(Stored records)
══════════════════════════════

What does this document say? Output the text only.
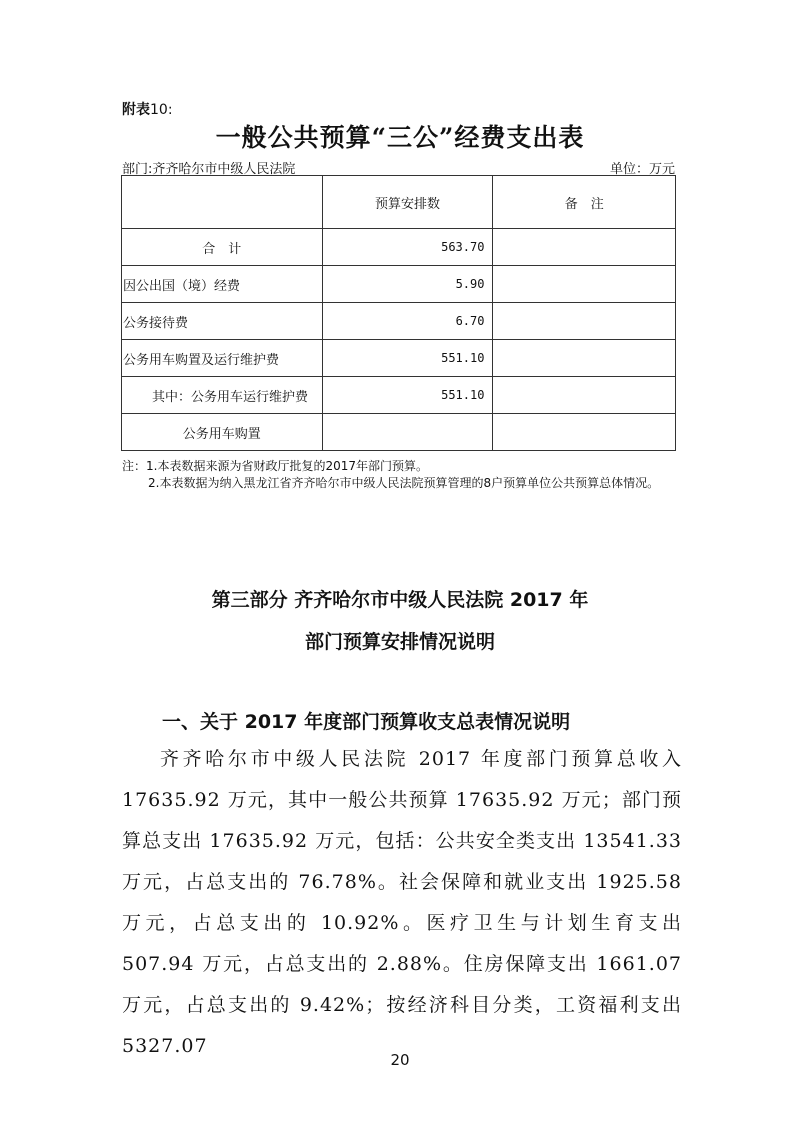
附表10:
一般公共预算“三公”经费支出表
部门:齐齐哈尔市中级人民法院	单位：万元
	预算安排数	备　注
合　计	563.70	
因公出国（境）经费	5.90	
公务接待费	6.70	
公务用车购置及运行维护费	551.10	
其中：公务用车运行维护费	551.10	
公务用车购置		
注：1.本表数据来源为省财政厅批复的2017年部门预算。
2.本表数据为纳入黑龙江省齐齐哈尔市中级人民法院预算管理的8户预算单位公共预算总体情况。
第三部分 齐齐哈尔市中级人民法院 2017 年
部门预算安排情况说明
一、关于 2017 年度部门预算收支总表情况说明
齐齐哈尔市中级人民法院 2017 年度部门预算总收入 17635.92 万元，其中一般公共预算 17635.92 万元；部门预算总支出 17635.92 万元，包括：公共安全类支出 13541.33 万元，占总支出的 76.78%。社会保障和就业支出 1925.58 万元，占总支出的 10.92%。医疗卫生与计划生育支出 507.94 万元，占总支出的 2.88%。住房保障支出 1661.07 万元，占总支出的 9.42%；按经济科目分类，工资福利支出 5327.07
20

══════════════════════════════

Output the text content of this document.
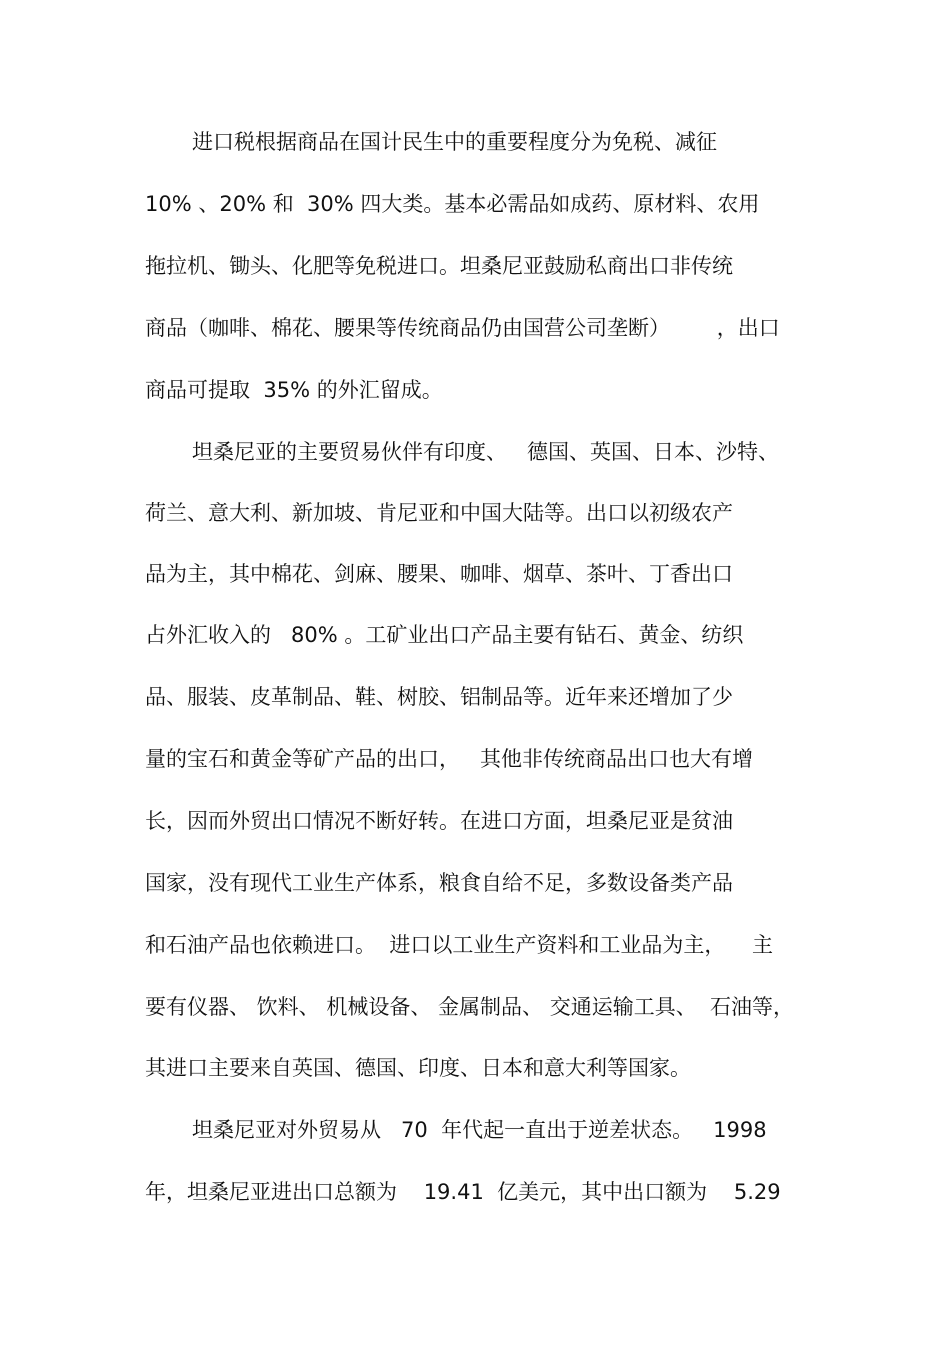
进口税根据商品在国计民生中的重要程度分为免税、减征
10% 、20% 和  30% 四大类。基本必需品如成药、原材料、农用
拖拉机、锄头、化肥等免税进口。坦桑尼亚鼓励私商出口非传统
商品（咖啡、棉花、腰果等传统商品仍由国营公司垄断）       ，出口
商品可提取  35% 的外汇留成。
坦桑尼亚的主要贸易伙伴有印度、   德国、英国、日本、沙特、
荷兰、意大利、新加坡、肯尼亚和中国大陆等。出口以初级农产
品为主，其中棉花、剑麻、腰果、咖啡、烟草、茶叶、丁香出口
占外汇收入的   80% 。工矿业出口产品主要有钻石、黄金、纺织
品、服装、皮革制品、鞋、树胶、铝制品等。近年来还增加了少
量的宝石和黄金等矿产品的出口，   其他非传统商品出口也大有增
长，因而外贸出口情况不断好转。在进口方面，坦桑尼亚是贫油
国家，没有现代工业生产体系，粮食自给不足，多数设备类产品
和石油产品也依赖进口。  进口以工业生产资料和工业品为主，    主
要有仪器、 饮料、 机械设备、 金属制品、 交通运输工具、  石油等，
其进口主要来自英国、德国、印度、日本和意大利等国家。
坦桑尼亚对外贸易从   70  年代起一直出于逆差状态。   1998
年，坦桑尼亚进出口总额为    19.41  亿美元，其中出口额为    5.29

══════════════════════════════

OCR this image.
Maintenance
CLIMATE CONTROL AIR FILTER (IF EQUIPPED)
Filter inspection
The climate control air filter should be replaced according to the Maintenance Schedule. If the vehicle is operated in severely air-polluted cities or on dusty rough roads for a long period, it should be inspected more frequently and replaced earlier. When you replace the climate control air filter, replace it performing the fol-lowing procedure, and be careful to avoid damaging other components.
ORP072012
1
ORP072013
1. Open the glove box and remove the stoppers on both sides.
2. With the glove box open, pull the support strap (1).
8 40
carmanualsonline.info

══════════════════════════════

• SHORT EXERCISE:
Point out every line holding the string "document" and copy it.

• COMPLETE ANSWER:
What does this document say? Output the text only.
Output the text content of this document.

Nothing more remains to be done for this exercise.